**TASK PROMPT**
Look below and pull out each line with the word "phép".

**RECORD EXTRACTS**
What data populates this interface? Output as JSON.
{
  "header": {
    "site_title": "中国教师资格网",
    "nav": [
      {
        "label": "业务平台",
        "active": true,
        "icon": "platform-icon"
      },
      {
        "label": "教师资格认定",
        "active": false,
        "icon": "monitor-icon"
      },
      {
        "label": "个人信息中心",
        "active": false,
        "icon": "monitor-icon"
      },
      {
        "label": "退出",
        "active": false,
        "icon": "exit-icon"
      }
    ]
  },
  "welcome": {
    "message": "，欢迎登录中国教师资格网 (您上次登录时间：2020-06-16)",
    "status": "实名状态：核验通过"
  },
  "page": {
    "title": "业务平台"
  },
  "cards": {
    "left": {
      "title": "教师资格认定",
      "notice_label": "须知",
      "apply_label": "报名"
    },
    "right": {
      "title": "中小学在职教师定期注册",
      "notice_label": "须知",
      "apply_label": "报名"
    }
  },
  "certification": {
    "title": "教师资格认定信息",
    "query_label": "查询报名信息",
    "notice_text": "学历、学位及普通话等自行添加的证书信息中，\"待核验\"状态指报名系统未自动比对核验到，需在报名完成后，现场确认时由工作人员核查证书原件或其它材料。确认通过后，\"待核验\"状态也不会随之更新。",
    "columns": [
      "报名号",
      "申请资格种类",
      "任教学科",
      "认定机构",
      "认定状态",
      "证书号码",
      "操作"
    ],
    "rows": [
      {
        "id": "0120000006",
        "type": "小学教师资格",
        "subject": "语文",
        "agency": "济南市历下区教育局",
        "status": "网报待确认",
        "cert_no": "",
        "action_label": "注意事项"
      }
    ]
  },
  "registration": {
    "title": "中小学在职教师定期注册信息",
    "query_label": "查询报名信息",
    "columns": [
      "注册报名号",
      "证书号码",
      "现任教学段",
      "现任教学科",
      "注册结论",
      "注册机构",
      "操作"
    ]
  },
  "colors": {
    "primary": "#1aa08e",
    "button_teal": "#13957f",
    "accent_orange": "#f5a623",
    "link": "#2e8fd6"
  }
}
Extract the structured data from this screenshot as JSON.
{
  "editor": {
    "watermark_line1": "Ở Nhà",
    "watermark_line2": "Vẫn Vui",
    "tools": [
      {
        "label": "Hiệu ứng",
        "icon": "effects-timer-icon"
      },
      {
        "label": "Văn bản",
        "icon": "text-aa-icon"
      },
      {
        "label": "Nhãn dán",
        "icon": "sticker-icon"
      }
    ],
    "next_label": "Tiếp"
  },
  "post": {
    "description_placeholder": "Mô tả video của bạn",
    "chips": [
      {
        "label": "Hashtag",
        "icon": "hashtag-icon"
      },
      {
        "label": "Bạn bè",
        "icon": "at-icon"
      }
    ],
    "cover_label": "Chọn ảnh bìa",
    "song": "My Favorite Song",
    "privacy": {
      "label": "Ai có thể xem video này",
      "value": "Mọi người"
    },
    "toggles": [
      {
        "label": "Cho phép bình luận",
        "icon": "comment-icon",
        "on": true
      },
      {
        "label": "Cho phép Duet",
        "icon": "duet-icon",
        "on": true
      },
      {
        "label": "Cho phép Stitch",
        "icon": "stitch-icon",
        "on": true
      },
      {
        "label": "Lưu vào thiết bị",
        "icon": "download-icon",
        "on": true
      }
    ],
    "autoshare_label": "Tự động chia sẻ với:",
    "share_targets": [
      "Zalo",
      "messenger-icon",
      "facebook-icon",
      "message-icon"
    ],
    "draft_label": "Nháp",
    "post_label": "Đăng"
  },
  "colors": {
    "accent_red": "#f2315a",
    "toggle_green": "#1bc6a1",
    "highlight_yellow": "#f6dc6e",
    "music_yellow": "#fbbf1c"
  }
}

**FULL ANSWER**
        "label": "Cho phép bình luận",
        "label": "Cho phép Duet",
        "label": "Cho phép Stitch",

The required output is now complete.